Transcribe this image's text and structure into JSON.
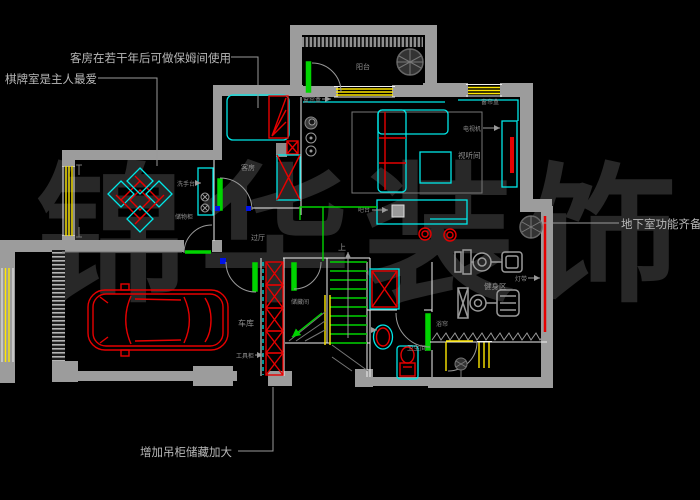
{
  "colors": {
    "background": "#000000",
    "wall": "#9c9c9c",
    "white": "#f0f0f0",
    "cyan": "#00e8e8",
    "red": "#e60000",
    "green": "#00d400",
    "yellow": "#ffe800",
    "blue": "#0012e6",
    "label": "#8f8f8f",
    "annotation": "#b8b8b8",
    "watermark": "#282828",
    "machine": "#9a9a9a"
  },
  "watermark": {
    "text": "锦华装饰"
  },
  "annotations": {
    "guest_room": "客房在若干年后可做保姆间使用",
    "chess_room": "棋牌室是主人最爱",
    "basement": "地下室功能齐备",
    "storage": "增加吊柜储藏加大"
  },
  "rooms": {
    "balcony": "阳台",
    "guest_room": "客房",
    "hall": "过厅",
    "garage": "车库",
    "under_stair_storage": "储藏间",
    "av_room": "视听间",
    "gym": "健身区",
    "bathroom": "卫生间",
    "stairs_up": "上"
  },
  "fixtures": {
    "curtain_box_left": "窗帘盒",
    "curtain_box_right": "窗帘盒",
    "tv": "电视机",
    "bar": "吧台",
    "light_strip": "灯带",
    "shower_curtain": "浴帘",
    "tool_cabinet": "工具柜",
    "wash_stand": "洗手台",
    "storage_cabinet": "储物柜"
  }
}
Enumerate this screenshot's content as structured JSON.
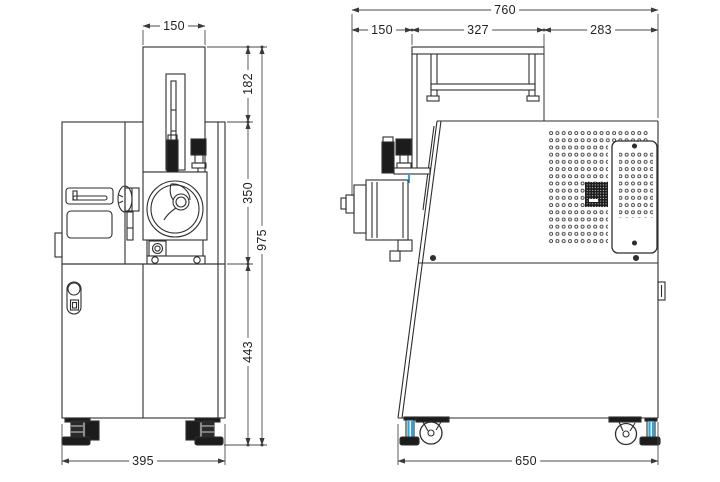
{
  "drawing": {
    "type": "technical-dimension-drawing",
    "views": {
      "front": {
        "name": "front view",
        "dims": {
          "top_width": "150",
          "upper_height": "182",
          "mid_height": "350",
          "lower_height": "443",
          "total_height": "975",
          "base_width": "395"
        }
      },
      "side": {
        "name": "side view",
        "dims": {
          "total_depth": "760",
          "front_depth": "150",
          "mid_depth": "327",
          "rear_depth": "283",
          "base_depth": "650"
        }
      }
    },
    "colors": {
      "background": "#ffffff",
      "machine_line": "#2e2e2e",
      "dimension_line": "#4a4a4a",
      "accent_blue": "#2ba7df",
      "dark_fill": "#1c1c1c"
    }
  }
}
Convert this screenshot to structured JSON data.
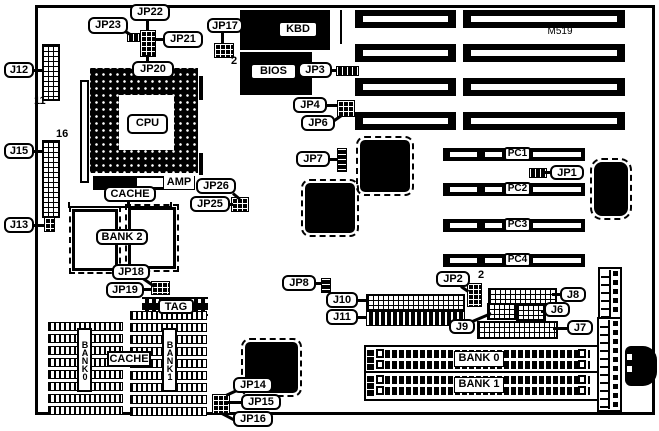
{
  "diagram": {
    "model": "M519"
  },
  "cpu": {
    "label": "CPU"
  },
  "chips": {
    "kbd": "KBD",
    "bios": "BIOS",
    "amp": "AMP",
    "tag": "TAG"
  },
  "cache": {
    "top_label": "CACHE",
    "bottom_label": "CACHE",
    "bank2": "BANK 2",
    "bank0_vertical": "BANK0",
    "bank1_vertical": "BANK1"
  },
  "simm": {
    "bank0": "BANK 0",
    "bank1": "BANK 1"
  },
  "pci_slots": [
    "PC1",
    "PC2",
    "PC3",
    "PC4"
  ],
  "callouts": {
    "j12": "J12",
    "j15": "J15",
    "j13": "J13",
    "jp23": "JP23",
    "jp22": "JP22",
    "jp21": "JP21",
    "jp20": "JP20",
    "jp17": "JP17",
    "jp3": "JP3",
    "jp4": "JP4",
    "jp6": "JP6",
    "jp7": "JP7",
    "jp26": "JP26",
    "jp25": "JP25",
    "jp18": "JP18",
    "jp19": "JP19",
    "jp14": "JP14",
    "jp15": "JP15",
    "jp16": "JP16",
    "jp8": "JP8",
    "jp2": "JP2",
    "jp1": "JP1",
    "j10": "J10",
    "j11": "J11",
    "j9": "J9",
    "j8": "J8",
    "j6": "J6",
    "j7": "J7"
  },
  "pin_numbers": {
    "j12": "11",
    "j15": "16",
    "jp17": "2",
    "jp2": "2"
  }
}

#### PROBLEM TO WORK ON:
Copy and report every line where the word "drawing" is present.

#### WORKED ANSWER:
  "drawing": {
    "type": "technical-dimension-drawing",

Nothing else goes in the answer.